# Flex App Running in Background When Closed



## 121917 (Sep 4, 2017)

Anyone else have this issue? I just updated to Oreo and have been having battery drain issues with Google Maps. I started messing around in dev options and noticed this.


----------



## crimson.snwbnny (Nov 24, 2016)

TwoOhEight said:


> Anyone else have this issue? I just updated to Oreo and have been having battery drain issues with Google Maps. I started messing around in dev options and noticed this.


yup!
even though i close the app. if i swipe down notifications. says You are logged in to the Amazon Flex App.. I'll click app and it'll ask for pw... so how am i still logged in again? lol


----------



## nighthawk398 (Jul 21, 2015)

That's so the app can notify you of reserve blocks


----------



## 121917 (Sep 4, 2017)

crimson.snwbnny said:


> yup!
> even though i close the app. if i swipe down notifications. says You are logged in to the Amazon Flex App.. I'll click app and it'll ask for pw... so how am i still logged in again? lol


I had that before, you have to log out first and then close the app for the notification to go away.



nighthawk398 said:


> That's so the app can notify you of reserve blocks


Were you responding to me or crimson? Because if it was me the app has never notified me of reserved blocks after I log out and close it, I always get notified through my email.


----------
——————
• Given instruction 1
Reproduce the lines of the listing verbatim, everything from the line containing "- description-box[interactable]: 80,142" down to the line containing "- notepad-icon[interactable]: [750, 695, 768, 713]", both included.
The thread above and the listing that comes next are unrelated pieces of material.

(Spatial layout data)
——————
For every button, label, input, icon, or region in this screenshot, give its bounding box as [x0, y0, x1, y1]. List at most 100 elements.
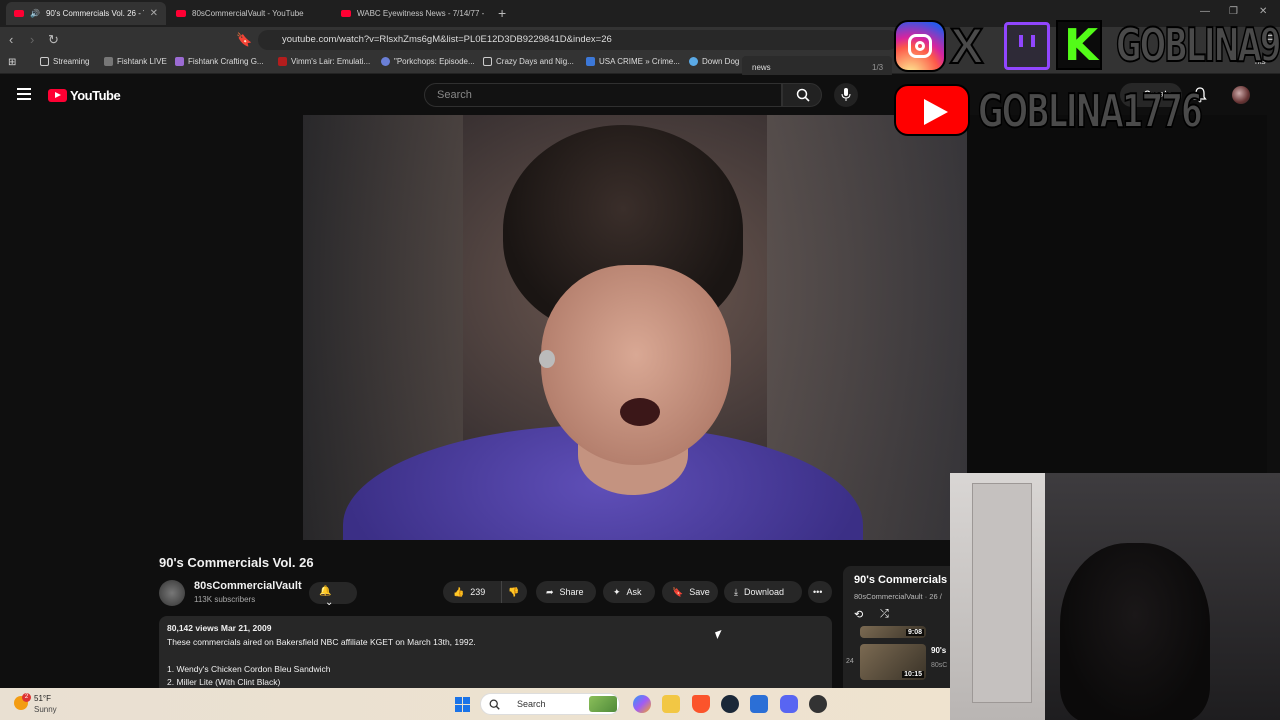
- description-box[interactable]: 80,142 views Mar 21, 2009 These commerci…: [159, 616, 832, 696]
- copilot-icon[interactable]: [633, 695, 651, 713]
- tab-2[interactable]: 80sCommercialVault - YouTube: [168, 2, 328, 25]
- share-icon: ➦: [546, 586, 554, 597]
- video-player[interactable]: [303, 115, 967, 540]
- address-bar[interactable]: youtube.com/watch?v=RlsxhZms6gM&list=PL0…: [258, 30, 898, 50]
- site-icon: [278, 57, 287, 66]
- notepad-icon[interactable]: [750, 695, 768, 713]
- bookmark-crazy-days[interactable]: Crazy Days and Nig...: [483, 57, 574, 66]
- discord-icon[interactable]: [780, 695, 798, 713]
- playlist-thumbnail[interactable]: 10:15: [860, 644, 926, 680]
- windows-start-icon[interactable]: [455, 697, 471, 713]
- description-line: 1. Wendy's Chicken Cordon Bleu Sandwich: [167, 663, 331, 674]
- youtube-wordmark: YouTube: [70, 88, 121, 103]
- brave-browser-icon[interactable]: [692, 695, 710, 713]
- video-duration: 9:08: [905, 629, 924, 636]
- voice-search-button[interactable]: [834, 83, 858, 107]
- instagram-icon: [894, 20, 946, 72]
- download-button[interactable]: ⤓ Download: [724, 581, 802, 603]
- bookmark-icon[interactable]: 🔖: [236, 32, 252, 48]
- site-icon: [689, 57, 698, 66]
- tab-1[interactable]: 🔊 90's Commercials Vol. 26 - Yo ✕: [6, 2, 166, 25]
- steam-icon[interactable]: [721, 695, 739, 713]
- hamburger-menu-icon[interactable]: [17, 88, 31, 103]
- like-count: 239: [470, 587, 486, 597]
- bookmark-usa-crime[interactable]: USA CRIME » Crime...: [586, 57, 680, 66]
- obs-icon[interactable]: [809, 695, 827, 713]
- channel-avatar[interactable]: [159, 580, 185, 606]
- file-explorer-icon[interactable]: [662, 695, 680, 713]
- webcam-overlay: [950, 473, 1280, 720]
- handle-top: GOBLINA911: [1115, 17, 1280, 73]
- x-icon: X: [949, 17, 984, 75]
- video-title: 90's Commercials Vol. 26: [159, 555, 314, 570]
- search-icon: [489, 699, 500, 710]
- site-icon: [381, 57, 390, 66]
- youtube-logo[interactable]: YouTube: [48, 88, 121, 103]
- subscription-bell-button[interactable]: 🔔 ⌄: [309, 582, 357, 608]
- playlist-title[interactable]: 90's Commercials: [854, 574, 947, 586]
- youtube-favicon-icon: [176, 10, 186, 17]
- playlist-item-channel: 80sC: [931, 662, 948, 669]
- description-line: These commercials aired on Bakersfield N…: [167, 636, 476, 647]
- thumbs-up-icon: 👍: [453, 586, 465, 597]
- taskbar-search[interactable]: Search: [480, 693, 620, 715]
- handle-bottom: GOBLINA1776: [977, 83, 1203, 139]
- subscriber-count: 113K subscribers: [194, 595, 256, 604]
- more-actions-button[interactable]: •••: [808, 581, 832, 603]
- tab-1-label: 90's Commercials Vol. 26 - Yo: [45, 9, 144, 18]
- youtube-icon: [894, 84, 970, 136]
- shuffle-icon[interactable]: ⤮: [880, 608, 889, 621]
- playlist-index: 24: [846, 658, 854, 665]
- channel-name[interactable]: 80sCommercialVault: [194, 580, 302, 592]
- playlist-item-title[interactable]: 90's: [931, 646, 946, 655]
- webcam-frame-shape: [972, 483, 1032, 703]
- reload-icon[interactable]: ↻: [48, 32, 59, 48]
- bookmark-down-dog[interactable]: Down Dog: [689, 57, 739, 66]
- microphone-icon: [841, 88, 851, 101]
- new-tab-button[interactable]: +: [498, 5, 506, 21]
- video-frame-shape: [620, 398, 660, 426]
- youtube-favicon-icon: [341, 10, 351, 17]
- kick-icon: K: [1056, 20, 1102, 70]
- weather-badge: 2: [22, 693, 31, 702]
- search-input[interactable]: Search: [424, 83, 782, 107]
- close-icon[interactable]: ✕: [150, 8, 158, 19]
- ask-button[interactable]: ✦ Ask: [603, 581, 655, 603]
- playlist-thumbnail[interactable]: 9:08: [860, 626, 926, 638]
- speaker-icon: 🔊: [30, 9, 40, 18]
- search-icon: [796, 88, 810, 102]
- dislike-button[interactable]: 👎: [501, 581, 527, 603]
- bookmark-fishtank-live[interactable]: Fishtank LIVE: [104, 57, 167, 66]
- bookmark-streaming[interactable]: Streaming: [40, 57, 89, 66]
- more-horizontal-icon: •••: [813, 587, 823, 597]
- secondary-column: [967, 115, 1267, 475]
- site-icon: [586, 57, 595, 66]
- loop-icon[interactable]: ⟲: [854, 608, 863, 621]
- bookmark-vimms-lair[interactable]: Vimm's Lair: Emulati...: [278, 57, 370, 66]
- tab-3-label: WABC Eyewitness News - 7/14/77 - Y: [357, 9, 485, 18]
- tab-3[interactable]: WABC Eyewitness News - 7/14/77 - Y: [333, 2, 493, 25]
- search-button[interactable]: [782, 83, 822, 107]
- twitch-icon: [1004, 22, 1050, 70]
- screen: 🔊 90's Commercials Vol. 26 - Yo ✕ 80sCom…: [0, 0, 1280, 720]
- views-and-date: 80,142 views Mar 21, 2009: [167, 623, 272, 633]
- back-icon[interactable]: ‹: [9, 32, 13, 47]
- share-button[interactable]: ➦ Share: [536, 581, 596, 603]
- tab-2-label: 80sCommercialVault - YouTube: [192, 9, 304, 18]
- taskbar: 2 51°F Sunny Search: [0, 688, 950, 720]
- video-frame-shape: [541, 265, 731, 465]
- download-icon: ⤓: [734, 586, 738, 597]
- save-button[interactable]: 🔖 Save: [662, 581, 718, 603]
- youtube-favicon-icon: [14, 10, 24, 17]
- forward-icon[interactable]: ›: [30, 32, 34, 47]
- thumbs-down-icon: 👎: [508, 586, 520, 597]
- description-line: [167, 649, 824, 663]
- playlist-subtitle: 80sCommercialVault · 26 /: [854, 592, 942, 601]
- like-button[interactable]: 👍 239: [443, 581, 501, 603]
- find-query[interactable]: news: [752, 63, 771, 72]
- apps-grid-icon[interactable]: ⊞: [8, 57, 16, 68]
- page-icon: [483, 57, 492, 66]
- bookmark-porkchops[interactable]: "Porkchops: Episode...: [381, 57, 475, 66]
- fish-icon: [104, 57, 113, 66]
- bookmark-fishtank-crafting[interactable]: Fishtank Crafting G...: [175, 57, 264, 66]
——————
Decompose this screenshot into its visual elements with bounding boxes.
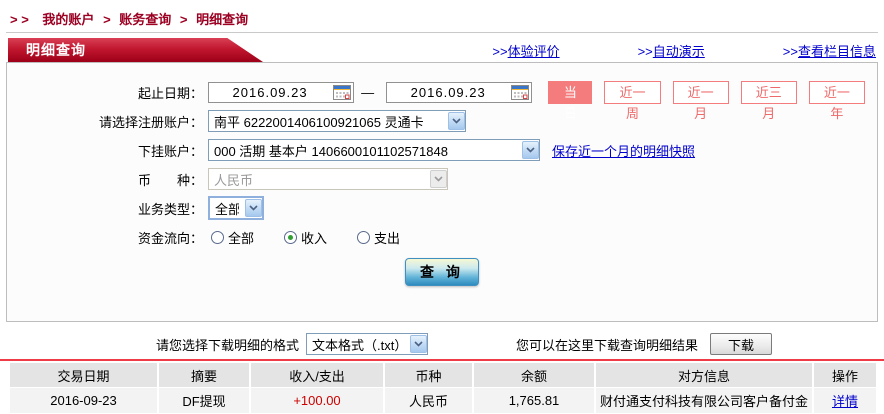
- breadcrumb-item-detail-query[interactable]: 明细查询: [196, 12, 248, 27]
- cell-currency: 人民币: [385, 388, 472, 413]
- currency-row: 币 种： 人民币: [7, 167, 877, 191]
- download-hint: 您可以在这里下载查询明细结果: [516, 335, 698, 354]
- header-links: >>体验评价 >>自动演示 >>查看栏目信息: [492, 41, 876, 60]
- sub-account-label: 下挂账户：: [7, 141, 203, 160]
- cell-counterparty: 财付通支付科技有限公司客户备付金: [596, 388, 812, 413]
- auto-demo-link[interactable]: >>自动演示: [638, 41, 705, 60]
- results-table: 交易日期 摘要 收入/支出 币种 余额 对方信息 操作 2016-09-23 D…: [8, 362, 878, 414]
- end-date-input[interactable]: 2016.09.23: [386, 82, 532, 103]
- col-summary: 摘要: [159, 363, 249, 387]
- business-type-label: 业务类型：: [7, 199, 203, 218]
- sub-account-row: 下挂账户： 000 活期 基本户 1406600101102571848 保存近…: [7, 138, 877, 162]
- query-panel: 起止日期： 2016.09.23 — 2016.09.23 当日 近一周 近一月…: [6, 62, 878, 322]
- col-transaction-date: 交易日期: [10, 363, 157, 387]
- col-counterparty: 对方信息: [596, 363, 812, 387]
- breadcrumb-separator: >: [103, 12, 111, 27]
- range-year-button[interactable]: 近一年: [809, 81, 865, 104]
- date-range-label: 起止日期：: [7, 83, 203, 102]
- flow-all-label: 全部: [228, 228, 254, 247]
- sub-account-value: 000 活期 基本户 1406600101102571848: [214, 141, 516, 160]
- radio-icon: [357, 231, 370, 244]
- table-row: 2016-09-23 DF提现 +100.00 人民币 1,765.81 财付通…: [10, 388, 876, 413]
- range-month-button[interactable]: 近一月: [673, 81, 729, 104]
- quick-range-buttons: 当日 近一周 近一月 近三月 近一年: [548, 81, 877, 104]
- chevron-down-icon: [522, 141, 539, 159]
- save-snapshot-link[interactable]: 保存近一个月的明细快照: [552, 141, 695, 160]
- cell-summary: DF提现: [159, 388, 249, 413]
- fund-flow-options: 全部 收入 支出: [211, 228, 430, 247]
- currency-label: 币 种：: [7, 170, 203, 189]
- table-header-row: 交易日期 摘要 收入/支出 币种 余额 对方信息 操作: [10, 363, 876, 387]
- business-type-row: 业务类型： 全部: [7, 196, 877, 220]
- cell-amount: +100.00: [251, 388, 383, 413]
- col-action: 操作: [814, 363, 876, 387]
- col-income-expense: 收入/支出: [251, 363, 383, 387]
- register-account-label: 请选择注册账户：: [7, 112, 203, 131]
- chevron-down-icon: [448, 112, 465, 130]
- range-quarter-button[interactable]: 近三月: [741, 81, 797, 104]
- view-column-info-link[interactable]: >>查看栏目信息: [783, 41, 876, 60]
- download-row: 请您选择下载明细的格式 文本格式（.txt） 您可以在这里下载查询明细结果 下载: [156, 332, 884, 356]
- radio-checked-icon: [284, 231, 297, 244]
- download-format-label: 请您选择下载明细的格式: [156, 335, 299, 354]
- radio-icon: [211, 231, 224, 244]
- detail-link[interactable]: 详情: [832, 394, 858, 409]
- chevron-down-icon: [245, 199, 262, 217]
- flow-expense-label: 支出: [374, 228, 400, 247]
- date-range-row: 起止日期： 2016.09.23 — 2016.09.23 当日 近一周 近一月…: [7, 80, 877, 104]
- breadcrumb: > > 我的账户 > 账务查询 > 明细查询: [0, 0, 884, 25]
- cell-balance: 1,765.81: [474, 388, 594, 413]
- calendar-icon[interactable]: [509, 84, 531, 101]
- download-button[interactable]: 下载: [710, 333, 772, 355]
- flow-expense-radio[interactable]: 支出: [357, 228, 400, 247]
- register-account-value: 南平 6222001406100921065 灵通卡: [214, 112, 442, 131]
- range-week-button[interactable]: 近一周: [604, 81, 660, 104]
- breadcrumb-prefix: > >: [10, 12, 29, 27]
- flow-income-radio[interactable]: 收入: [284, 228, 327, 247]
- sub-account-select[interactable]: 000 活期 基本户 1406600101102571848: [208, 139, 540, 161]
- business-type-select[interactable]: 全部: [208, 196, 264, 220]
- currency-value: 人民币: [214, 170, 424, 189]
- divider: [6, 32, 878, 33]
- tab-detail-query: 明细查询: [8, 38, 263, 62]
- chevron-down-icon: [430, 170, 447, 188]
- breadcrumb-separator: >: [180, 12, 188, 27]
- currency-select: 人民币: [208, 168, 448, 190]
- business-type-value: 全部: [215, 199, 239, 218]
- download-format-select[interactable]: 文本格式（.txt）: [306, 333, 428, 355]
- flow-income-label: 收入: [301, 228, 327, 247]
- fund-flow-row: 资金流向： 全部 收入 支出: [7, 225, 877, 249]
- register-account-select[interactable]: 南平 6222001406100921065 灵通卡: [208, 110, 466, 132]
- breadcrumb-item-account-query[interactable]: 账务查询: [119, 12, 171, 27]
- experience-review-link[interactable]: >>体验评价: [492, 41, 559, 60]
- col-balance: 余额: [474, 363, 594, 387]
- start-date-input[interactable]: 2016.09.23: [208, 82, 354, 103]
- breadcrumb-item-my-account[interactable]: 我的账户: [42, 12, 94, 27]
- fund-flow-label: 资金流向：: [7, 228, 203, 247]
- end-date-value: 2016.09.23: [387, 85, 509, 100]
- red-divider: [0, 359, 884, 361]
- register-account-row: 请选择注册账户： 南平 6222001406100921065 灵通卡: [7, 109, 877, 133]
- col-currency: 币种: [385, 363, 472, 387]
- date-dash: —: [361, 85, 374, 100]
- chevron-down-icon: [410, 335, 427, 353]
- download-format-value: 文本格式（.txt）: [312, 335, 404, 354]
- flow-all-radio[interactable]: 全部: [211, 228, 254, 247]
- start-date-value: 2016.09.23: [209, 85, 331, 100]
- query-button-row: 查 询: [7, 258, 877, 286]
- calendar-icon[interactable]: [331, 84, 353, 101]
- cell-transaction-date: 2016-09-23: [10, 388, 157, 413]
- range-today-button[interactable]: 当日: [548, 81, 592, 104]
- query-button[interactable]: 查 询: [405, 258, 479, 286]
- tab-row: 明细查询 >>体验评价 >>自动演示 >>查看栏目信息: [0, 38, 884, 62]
——————
• Given instruction 2
Answer these questions about the forum thread on the Flex app running in the background:
(a) After updating to Oreo, which app did 121917 have battery drain issues with?
(b) According to 121917, what must be done for the logged-in notification to go away?
(c) Through what does 121917 say they always get notified?

• Exercise output 1
- description-box[interactable]: 80,142 views Mar 21, 2009 These commerci…: [159, 616, 832, 696]
- copilot-icon[interactable]: [633, 695, 651, 713]
- tab-2[interactable]: 80sCommercialVault - YouTube: [168, 2, 328, 25]
- share-icon: ➦: [546, 586, 554, 597]
- video-player[interactable]: [303, 115, 967, 540]
- address-bar[interactable]: youtube.com/watch?v=RlsxhZms6gM&list=PL0…: [258, 30, 898, 50]
- site-icon: [278, 57, 287, 66]
- notepad-icon[interactable]: [750, 695, 768, 713]

• Exercise output 2
(a) Google Maps.
(b) Log out first, and then close the app.
(c) Through email.